─── Recorded information

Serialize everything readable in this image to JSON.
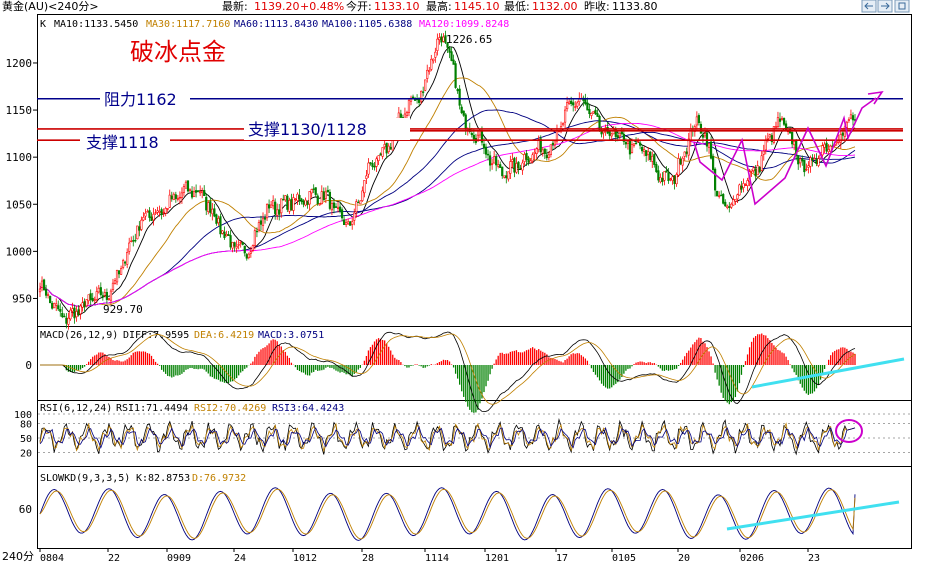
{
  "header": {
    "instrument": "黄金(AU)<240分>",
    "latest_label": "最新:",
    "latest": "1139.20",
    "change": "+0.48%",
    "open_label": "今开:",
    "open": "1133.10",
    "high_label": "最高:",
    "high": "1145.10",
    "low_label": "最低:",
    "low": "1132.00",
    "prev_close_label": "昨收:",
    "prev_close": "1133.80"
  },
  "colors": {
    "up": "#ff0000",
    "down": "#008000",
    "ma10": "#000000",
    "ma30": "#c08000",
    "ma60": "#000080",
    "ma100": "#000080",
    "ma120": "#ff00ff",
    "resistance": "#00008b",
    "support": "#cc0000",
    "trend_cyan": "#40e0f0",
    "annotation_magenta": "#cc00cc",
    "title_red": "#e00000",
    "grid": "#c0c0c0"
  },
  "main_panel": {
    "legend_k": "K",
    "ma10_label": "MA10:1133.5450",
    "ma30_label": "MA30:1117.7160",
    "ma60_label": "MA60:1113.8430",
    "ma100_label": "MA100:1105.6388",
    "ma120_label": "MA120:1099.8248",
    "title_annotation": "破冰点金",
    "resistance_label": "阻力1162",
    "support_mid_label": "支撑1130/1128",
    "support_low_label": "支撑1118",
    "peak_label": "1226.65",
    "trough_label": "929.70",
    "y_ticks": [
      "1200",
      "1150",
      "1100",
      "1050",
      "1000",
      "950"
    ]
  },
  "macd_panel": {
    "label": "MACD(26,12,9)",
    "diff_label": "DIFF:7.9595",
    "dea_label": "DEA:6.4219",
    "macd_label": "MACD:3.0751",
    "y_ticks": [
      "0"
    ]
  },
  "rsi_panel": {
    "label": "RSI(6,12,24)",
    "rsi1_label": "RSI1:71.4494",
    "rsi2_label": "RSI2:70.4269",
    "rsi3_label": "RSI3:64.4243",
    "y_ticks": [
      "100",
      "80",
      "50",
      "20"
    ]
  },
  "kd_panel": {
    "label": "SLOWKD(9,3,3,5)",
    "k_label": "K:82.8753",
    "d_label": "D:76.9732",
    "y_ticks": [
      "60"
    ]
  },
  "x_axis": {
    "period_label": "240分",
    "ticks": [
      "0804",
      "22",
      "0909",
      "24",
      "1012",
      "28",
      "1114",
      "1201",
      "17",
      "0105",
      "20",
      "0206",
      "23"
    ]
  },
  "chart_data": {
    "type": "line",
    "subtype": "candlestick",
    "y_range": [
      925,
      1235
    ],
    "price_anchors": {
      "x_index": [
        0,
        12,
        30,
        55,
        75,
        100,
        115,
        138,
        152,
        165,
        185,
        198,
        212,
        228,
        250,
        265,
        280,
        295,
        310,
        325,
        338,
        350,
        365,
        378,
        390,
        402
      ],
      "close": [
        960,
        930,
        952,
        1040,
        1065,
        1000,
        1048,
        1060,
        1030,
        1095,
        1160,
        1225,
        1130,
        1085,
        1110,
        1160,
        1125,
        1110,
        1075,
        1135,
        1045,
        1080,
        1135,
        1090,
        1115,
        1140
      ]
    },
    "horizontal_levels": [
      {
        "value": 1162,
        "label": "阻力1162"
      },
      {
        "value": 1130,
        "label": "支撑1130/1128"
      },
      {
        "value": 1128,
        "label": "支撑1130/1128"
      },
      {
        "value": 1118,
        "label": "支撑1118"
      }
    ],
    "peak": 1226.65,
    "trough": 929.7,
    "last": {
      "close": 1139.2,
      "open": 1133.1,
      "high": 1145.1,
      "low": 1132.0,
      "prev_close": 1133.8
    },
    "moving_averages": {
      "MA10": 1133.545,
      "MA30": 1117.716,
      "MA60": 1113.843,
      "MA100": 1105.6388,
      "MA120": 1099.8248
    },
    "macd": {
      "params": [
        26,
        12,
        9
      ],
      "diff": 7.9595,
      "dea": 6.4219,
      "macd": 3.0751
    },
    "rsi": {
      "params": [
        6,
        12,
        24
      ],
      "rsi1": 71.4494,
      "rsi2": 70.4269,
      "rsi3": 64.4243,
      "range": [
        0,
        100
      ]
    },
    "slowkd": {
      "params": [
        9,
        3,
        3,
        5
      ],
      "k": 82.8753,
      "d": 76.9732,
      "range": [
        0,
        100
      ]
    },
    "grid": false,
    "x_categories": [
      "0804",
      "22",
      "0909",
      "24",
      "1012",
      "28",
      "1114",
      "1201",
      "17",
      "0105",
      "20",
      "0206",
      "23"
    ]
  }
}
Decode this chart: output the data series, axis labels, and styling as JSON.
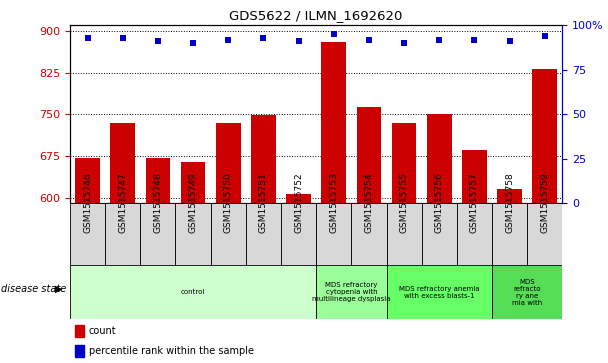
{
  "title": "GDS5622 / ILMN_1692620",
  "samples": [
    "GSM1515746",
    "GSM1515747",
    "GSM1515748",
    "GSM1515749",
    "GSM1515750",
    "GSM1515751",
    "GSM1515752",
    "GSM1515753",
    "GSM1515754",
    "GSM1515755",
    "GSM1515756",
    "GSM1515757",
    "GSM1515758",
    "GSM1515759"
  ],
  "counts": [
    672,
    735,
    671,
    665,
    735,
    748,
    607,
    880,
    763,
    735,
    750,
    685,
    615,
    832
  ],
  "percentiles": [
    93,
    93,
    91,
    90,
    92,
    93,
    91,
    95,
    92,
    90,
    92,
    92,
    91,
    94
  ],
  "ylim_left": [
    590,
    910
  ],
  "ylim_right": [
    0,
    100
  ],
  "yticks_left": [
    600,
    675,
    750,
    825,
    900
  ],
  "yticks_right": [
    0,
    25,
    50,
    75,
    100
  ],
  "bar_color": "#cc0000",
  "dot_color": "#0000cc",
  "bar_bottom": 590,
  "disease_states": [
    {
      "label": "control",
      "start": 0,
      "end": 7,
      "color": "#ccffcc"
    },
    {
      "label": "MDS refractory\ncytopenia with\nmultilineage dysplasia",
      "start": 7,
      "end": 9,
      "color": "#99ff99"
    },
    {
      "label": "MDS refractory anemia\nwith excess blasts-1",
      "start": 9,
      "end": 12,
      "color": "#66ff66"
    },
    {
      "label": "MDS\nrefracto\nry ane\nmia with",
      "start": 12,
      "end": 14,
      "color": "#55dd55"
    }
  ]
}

──────

Write every entry out again exactly, dropping the pictures.

### Complete response
Serialize everything readable in this image to JSON.
{
  "header": {
    "instrument": "黄金(AU)<240分>",
    "latest_label": "最新:",
    "latest": "1139.20",
    "change": "+0.48%",
    "open_label": "今开:",
    "open": "1133.10",
    "high_label": "最高:",
    "high": "1145.10",
    "low_label": "最低:",
    "low": "1132.00",
    "prev_close_label": "昨收:",
    "prev_close": "1133.80"
  },
  "colors": {
    "up": "#ff0000",
    "down": "#008000",
    "ma10": "#000000",
    "ma30": "#c08000",
    "ma60": "#000080",
    "ma100": "#000080",
    "ma120": "#ff00ff",
    "resistance": "#00008b",
    "support": "#cc0000",
    "trend_cyan": "#40e0f0",
    "annotation_magenta": "#cc00cc",
    "title_red": "#e00000",
    "grid": "#c0c0c0"
  },
  "main_panel": {
    "legend_k": "K",
    "ma10_label": "MA10:1133.5450",
    "ma30_label": "MA30:1117.7160",
    "ma60_label": "MA60:1113.8430",
    "ma100_label": "MA100:1105.6388",
    "ma120_label": "MA120:1099.8248",
    "title_annotation": "破冰点金",
    "resistance_label": "阻力1162",
    "support_mid_label": "支撑1130/1128",
    "support_low_label": "支撑1118",
    "peak_label": "1226.65",
    "trough_label": "929.70",
    "y_ticks": [
      "1200",
      "1150",
      "1100",
      "1050",
      "1000",
      "950"
    ]
  },
  "macd_panel": {
    "label": "MACD(26,12,9)",
    "diff_label": "DIFF:7.9595",
    "dea_label": "DEA:6.4219",
    "macd_label": "MACD:3.0751",
    "y_ticks": [
      "0"
    ]
  },
  "rsi_panel": {
    "label": "RSI(6,12,24)",
    "rsi1_label": "RSI1:71.4494",
    "rsi2_label": "RSI2:70.4269",
    "rsi3_label": "RSI3:64.4243",
    "y_ticks": [
      "100",
      "80",
      "50",
      "20"
    ]
  },
  "kd_panel": {
    "label": "SLOWKD(9,3,3,5)",
    "k_label": "K:82.8753",
    "d_label": "D:76.9732",
    "y_ticks": [
      "60"
    ]
  },
  "x_axis": {
    "period_label": "240分",
    "ticks": [
      "0804",
      "22",
      "0909",
      "24",
      "1012",
      "28",
      "1114",
      "1201",
      "17",
      "0105",
      "20",
      "0206",
      "23"
    ]
  },
  "chart_data": {
    "type": "line",
    "subtype": "candlestick",
    "y_range": [
      925,
      1235
    ],
    "price_anchors": {
      "x_index": [
        0,
        12,
        30,
        55,
        75,
        100,
        115,
        138,
        152,
        165,
        185,
        198,
        212,
        228,
        250,
        265,
        280,
        295,
        310,
        325,
        338,
        350,
        365,
        378,
        390,
        402
      ],
      "close": [
        960,
        930,
        952,
        1040,
        1065,
        1000,
        1048,
        1060,
        1030,
        1095,
        1160,
        1225,
        1130,
        1085,
        1110,
        1160,
        1125,
        1110,
        1075,
        1135,
        1045,
        1080,
        1135,
        1090,
        1115,
        1140
      ]
    },
    "horizontal_levels": [
      {
        "value": 1162,
        "label": "阻力1162"
      },
      {
        "value": 1130,
        "label": "支撑1130/1128"
      },
      {
        "value": 1128,
        "label": "支撑1130/1128"
      },
      {
        "value": 1118,
        "label": "支撑1118"
      }
    ],
    "peak": 1226.65,
    "trough": 929.7,
    "last": {
      "close": 1139.2,
      "open": 1133.1,
      "high": 1145.1,
      "low": 1132.0,
      "prev_close": 1133.8
    },
    "moving_averages": {
      "MA10": 1133.545,
      "MA30": 1117.716,
      "MA60": 1113.843,
      "MA100": 1105.6388,
      "MA120": 1099.8248
    },
    "macd": {
      "params": [
        26,
        12,
        9
      ],
      "diff": 7.9595,
      "dea": 6.4219,
      "macd": 3.0751
    },
    "rsi": {
      "params": [
        6,
        12,
        24
      ],
      "rsi1": 71.4494,
      "rsi2": 70.4269,
      "rsi3": 64.4243,
      "range": [
        0,
        100
      ]
    },
    "slowkd": {
      "params": [
        9,
        3,
        3,
        5
      ],
      "k": 82.8753,
      "d": 76.9732,
      "range": [
        0,
        100
      ]
    },
    "grid": false,
    "x_categories": [
      "0804",
      "22",
      "0909",
      "24",
      "1012",
      "28",
      "1114",
      "1201",
      "17",
      "0105",
      "20",
      "0206",
      "23"
    ]
  }
}
Decode this chart: output the data series, axis labels, and styling as JSON.
{
  "title": "GDS5622 / ILMN_1692620",
  "samples": [
    "GSM1515746",
    "GSM1515747",
    "GSM1515748",
    "GSM1515749",
    "GSM1515750",
    "GSM1515751",
    "GSM1515752",
    "GSM1515753",
    "GSM1515754",
    "GSM1515755",
    "GSM1515756",
    "GSM1515757",
    "GSM1515758",
    "GSM1515759"
  ],
  "counts": [
    672,
    735,
    671,
    665,
    735,
    748,
    607,
    880,
    763,
    735,
    750,
    685,
    615,
    832
  ],
  "percentiles": [
    93,
    93,
    91,
    90,
    92,
    93,
    91,
    95,
    92,
    90,
    92,
    92,
    91,
    94
  ],
  "ylim_left": [
    590,
    910
  ],
  "ylim_right": [
    0,
    100
  ],
  "yticks_left": [
    600,
    675,
    750,
    825,
    900
  ],
  "yticks_right": [
    0,
    25,
    50,
    75,
    100
  ],
  "bar_color": "#cc0000",
  "dot_color": "#0000cc",
  "bar_bottom": 590,
  "disease_states": [
    {
      "label": "control",
      "start": 0,
      "end": 7,
      "color": "#ccffcc"
    },
    {
      "label": "MDS refractory\ncytopenia with\nmultilineage dysplasia",
      "start": 7,
      "end": 9,
      "color": "#99ff99"
    },
    {
      "label": "MDS refractory anemia\nwith excess blasts-1",
      "start": 9,
      "end": 12,
      "color": "#66ff66"
    },
    {
      "label": "MDS\nrefracto\nry ane\nmia with",
      "start": 12,
      "end": 14,
      "color": "#55dd55"
    }
  ]
}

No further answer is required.